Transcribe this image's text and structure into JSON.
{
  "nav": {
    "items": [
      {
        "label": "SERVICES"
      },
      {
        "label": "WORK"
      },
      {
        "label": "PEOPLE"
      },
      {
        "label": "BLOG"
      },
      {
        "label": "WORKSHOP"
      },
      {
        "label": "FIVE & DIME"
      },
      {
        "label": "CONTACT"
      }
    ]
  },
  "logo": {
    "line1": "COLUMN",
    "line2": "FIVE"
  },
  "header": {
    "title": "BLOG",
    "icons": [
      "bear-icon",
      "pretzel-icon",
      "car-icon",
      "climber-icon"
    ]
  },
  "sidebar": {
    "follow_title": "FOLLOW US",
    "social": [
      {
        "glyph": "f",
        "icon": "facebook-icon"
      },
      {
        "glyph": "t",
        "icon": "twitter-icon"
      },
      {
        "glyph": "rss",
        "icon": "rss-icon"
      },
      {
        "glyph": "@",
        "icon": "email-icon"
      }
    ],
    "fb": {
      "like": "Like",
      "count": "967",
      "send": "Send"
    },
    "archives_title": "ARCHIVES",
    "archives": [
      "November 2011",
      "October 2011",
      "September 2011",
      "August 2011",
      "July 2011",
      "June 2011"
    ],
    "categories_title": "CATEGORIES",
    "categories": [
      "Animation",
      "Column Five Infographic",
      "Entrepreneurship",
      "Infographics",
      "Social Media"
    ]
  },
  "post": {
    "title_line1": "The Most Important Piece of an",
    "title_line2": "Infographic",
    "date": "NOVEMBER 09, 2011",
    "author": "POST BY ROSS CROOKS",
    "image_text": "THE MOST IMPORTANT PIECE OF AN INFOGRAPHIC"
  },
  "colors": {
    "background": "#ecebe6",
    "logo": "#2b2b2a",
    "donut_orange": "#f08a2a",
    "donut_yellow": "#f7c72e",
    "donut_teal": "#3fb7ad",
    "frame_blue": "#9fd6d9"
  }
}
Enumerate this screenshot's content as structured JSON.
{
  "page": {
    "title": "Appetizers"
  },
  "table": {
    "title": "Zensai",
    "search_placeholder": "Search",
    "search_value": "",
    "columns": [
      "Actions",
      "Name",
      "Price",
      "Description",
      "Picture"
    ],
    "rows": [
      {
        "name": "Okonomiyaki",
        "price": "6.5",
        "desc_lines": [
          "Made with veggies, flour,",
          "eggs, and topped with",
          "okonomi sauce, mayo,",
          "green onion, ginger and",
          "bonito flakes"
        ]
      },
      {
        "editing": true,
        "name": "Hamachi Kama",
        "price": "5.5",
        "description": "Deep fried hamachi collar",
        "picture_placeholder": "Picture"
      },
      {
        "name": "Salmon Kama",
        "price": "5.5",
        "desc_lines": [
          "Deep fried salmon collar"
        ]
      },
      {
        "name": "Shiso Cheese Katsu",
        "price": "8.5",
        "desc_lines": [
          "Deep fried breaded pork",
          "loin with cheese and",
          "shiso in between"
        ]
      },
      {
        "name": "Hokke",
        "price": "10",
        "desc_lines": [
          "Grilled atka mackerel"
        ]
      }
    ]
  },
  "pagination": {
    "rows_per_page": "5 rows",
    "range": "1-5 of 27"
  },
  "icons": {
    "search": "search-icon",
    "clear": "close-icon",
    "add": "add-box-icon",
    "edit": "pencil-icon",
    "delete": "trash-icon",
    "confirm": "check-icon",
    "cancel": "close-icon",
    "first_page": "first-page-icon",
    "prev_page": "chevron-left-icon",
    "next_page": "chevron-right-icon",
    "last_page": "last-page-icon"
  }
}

#####

◆ JOB ◆
Exactly reproduce all of the entries above.

◆ FULL OUTPUT ◆
Transcribe this image's text and structure into JSON.
{
  "nav": {
    "items": [
      {
        "label": "SERVICES"
      },
      {
        "label": "WORK"
      },
      {
        "label": "PEOPLE"
      },
      {
        "label": "BLOG"
      },
      {
        "label": "WORKSHOP"
      },
      {
        "label": "FIVE & DIME"
      },
      {
        "label": "CONTACT"
      }
    ]
  },
  "logo": {
    "line1": "COLUMN",
    "line2": "FIVE"
  },
  "header": {
    "title": "BLOG",
    "icons": [
      "bear-icon",
      "pretzel-icon",
      "car-icon",
      "climber-icon"
    ]
  },
  "sidebar": {
    "follow_title": "FOLLOW US",
    "social": [
      {
        "glyph": "f",
        "icon": "facebook-icon"
      },
      {
        "glyph": "t",
        "icon": "twitter-icon"
      },
      {
        "glyph": "rss",
        "icon": "rss-icon"
      },
      {
        "glyph": "@",
        "icon": "email-icon"
      }
    ],
    "fb": {
      "like": "Like",
      "count": "967",
      "send": "Send"
    },
    "archives_title": "ARCHIVES",
    "archives": [
      "November 2011",
      "October 2011",
      "September 2011",
      "August 2011",
      "July 2011",
      "June 2011"
    ],
    "categories_title": "CATEGORIES",
    "categories": [
      "Animation",
      "Column Five Infographic",
      "Entrepreneurship",
      "Infographics",
      "Social Media"
    ]
  },
  "post": {
    "title_line1": "The Most Important Piece of an",
    "title_line2": "Infographic",
    "date": "NOVEMBER 09, 2011",
    "author": "POST BY ROSS CROOKS",
    "image_text": "THE MOST IMPORTANT PIECE OF AN INFOGRAPHIC"
  },
  "colors": {
    "background": "#ecebe6",
    "logo": "#2b2b2a",
    "donut_orange": "#f08a2a",
    "donut_yellow": "#f7c72e",
    "donut_teal": "#3fb7ad",
    "frame_blue": "#9fd6d9"
  }
}
Enumerate this screenshot's content as structured JSON.
{
  "page": {
    "title": "Appetizers"
  },
  "table": {
    "title": "Zensai",
    "search_placeholder": "Search",
    "search_value": "",
    "columns": [
      "Actions",
      "Name",
      "Price",
      "Description",
      "Picture"
    ],
    "rows": [
      {
        "name": "Okonomiyaki",
        "price": "6.5",
        "desc_lines": [
          "Made with veggies, flour,",
          "eggs, and topped with",
          "okonomi sauce, mayo,",
          "green onion, ginger and",
          "bonito flakes"
        ]
      },
      {
        "editing": true,
        "name": "Hamachi Kama",
        "price": "5.5",
        "description": "Deep fried hamachi collar",
        "picture_placeholder": "Picture"
      },
      {
        "name": "Salmon Kama",
        "price": "5.5",
        "desc_lines": [
          "Deep fried salmon collar"
        ]
      },
      {
        "name": "Shiso Cheese Katsu",
        "price": "8.5",
        "desc_lines": [
          "Deep fried breaded pork",
          "loin with cheese and",
          "shiso in between"
        ]
      },
      {
        "name": "Hokke",
        "price": "10",
        "desc_lines": [
          "Grilled atka mackerel"
        ]
      }
    ]
  },
  "pagination": {
    "rows_per_page": "5 rows",
    "range": "1-5 of 27"
  },
  "icons": {
    "search": "search-icon",
    "clear": "close-icon",
    "add": "add-box-icon",
    "edit": "pencil-icon",
    "delete": "trash-icon",
    "confirm": "check-icon",
    "cancel": "close-icon",
    "first_page": "first-page-icon",
    "prev_page": "chevron-left-icon",
    "next_page": "chevron-right-icon",
    "last_page": "last-page-icon"
  }
}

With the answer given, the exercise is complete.